Scan the material and copy every line in which "structured" appears.

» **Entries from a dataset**
* * * * * * * * *

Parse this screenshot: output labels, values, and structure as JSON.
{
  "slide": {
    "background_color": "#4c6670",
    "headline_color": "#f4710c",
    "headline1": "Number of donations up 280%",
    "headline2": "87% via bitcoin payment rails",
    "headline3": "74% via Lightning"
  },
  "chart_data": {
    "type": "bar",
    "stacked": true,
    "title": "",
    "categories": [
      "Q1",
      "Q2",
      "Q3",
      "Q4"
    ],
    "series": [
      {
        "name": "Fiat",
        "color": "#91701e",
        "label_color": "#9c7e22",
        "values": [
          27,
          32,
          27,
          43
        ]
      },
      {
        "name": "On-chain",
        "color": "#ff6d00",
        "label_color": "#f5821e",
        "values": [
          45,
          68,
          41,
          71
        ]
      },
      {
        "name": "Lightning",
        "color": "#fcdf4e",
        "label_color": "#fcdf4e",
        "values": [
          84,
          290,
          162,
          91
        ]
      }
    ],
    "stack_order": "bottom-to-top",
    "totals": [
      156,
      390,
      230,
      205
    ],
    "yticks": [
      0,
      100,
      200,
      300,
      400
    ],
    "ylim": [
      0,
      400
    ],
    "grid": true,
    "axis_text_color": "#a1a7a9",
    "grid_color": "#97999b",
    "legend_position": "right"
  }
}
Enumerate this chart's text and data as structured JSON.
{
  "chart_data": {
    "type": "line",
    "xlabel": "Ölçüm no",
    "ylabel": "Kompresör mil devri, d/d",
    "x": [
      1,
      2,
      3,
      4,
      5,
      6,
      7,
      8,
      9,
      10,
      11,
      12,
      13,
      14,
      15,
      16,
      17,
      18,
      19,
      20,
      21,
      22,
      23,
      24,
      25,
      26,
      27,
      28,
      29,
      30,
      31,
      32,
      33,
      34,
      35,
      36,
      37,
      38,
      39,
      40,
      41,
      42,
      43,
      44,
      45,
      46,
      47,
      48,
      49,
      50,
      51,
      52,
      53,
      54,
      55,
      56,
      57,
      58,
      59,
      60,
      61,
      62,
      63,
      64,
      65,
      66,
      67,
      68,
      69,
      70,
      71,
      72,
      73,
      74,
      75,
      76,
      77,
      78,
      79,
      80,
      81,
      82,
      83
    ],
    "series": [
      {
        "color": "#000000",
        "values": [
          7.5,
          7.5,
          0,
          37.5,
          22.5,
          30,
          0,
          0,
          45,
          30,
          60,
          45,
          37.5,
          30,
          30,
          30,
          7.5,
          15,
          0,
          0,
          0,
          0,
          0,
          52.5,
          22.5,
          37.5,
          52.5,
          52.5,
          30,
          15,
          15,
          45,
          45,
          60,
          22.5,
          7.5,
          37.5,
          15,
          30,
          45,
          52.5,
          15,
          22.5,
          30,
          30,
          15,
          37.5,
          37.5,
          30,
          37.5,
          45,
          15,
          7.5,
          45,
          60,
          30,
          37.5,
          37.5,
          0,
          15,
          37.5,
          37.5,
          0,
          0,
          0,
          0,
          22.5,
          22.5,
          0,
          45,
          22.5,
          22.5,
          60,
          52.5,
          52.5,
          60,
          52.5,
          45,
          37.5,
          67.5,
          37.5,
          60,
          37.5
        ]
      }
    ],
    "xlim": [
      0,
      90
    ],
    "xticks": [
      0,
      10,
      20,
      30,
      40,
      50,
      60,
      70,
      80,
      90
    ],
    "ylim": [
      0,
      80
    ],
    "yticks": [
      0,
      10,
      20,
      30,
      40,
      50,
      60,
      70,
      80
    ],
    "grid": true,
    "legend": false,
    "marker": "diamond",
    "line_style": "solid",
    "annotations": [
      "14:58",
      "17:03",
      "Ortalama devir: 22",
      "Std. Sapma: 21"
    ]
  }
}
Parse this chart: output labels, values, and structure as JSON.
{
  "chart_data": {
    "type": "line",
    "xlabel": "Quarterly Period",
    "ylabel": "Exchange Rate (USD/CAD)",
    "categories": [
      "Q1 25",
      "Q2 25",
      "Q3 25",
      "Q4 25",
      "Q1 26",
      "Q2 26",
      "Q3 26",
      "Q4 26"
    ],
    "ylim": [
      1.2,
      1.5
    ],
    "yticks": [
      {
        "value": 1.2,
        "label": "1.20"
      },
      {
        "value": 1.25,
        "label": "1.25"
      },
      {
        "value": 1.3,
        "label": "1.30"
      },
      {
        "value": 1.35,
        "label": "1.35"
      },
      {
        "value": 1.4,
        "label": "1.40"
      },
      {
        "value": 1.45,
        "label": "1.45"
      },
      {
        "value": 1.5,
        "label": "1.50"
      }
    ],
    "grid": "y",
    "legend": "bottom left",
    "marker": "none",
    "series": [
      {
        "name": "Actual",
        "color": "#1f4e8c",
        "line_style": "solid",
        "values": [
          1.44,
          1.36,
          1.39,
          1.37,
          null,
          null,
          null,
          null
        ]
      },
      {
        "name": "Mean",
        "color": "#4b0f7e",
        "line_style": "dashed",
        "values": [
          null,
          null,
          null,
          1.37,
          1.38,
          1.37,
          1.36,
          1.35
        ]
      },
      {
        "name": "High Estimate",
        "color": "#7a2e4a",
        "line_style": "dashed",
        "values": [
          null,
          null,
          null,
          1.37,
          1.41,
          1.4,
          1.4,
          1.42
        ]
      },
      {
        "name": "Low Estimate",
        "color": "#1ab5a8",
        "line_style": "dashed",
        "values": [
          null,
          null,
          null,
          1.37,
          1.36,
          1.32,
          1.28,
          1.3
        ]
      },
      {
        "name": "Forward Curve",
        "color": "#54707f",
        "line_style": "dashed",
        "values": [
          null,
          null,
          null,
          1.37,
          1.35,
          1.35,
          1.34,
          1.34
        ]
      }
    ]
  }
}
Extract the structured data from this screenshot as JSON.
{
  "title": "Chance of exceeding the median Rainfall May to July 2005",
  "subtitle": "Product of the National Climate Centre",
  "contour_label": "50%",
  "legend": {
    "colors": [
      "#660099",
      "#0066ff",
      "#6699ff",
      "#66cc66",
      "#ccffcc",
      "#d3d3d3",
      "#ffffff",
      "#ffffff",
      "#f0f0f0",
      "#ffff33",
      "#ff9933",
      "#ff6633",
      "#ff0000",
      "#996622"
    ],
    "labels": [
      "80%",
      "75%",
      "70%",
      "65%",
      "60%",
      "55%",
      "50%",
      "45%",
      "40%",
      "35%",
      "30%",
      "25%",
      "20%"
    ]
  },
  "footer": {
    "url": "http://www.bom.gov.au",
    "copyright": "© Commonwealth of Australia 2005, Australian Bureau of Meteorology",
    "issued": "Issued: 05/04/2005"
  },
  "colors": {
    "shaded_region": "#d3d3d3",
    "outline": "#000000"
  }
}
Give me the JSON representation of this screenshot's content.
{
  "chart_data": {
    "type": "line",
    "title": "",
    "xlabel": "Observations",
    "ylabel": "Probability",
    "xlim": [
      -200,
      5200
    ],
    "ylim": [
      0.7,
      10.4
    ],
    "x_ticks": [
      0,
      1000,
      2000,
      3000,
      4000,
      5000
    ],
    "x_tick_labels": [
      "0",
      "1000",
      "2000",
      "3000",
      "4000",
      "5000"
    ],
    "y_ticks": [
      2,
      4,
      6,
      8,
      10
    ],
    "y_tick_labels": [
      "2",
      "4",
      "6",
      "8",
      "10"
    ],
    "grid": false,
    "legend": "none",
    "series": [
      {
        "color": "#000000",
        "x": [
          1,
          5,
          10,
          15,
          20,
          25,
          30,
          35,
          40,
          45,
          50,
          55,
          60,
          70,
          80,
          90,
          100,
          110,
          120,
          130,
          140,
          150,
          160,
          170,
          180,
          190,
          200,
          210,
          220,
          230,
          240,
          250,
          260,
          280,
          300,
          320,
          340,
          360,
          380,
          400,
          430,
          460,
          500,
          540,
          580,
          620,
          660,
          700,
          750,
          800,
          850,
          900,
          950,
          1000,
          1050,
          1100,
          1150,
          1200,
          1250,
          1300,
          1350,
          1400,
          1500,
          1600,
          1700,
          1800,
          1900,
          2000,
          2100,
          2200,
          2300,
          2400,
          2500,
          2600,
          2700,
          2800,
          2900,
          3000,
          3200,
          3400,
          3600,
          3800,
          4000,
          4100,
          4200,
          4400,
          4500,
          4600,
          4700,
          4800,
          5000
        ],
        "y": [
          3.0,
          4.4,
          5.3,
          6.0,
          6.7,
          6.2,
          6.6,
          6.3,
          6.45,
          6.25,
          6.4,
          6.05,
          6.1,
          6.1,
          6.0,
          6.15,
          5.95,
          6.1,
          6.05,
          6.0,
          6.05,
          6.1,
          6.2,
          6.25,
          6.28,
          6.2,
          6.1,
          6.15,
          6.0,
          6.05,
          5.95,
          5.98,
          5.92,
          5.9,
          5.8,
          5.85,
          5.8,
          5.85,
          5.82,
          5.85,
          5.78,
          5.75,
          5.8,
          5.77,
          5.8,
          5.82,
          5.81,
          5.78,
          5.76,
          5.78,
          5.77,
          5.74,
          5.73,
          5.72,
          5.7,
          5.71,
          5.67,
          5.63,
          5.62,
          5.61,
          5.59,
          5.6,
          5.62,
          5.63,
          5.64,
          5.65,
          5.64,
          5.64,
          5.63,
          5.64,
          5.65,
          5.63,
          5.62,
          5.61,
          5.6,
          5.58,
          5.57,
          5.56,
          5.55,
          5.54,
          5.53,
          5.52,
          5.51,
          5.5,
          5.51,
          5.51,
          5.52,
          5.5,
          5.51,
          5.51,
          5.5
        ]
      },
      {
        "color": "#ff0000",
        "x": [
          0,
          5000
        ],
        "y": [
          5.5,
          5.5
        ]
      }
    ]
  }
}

* * * * * * * * *

» **CORRECT RESPONSE**
Enumerate this chart's text and data as structured JSON.
Extract the structured data from this screenshot as JSON.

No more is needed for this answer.